- _TASK DETAILS_
Can you retype the records below word for word, from the very first line through the line that contains "legend-label: 100 — [1136, 288, 1154, 300]", with that line included?

===== RECORD EXCERPTS

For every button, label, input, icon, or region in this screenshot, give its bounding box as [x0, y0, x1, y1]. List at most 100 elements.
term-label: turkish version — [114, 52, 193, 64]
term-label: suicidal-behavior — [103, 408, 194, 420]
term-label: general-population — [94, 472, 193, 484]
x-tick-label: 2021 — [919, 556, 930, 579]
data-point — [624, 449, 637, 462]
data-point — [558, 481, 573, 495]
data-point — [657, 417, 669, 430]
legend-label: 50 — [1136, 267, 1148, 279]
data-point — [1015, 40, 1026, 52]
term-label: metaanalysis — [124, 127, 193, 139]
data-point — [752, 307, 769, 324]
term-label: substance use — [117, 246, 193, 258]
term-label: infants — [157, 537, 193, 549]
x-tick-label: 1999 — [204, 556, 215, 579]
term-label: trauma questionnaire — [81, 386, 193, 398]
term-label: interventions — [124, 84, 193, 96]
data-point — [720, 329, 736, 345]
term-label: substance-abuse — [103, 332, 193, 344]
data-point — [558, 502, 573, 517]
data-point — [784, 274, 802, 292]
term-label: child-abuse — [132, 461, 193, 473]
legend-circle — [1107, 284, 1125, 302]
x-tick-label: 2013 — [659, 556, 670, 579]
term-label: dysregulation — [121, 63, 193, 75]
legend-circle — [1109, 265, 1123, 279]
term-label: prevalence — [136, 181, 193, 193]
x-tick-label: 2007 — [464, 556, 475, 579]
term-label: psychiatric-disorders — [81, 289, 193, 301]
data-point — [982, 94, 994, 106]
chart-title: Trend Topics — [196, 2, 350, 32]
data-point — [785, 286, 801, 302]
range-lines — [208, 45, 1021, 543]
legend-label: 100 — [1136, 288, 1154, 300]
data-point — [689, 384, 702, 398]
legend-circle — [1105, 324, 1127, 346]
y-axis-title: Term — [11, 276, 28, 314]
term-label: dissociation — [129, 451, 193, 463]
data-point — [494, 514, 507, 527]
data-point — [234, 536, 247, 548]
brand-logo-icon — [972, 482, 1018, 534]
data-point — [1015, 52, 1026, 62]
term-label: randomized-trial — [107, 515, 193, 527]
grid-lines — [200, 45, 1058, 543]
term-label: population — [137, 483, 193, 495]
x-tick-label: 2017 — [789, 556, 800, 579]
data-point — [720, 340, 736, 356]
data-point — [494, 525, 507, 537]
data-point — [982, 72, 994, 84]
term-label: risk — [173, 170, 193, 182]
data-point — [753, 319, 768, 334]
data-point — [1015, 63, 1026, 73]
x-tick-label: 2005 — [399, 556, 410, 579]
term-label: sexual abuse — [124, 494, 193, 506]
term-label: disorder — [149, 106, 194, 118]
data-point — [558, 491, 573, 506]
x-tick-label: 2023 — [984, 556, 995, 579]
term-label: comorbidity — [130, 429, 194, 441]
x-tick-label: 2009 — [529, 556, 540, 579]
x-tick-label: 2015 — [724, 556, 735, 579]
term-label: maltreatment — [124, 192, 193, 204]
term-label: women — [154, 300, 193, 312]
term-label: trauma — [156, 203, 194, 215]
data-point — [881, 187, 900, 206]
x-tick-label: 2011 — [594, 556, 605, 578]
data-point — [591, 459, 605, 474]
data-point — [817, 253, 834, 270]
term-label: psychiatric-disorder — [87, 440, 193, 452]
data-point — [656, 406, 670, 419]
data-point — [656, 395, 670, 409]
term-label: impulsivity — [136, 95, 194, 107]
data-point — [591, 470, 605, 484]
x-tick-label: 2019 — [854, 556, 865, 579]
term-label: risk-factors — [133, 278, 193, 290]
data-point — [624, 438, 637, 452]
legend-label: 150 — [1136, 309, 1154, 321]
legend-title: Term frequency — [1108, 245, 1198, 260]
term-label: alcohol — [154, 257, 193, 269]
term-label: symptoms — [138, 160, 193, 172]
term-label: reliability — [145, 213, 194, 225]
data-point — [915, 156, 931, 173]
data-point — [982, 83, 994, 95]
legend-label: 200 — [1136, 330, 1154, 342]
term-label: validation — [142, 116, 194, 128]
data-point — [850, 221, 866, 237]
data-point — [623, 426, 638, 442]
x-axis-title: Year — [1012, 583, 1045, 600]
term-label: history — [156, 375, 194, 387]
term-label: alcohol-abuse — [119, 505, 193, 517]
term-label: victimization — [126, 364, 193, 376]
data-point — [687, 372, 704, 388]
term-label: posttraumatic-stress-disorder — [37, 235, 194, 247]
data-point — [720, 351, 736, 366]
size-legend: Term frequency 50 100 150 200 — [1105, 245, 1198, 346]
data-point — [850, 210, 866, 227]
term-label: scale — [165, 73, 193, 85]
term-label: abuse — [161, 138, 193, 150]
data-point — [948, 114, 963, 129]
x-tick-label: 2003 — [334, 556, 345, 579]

==========

- _OUTPUT FOR THIS EXERCISE_
For every button, label, input, icon, or region in this screenshot, give its bounding box as [x0, y0, x1, y1]. List at most 100 elements.
term-label: turkish version — [114, 52, 193, 64]
term-label: suicidal-behavior — [103, 408, 194, 420]
term-label: general-population — [94, 472, 193, 484]
x-tick-label: 2021 — [919, 556, 930, 579]
data-point — [624, 449, 637, 462]
data-point — [558, 481, 573, 495]
data-point — [657, 417, 669, 430]
legend-label: 50 — [1136, 267, 1148, 279]
data-point — [1015, 40, 1026, 52]
term-label: metaanalysis — [124, 127, 193, 139]
data-point — [752, 307, 769, 324]
term-label: substance use — [117, 246, 193, 258]
term-label: infants — [157, 537, 193, 549]
x-tick-label: 1999 — [204, 556, 215, 579]
term-label: trauma questionnaire — [81, 386, 193, 398]
term-label: interventions — [124, 84, 193, 96]
data-point — [720, 329, 736, 345]
term-label: substance-abuse — [103, 332, 193, 344]
data-point — [558, 502, 573, 517]
data-point — [784, 274, 802, 292]
term-label: child-abuse — [132, 461, 193, 473]
legend-circle — [1107, 284, 1125, 302]
x-tick-label: 2013 — [659, 556, 670, 579]
term-label: dysregulation — [121, 63, 193, 75]
legend-circle — [1109, 265, 1123, 279]
term-label: prevalence — [136, 181, 193, 193]
x-tick-label: 2007 — [464, 556, 475, 579]
term-label: psychiatric-disorders — [81, 289, 193, 301]
data-point — [982, 94, 994, 106]
chart-title: Trend Topics — [196, 2, 350, 32]
data-point — [785, 286, 801, 302]
range-lines — [208, 45, 1021, 543]
legend-label: 100 — [1136, 288, 1154, 300]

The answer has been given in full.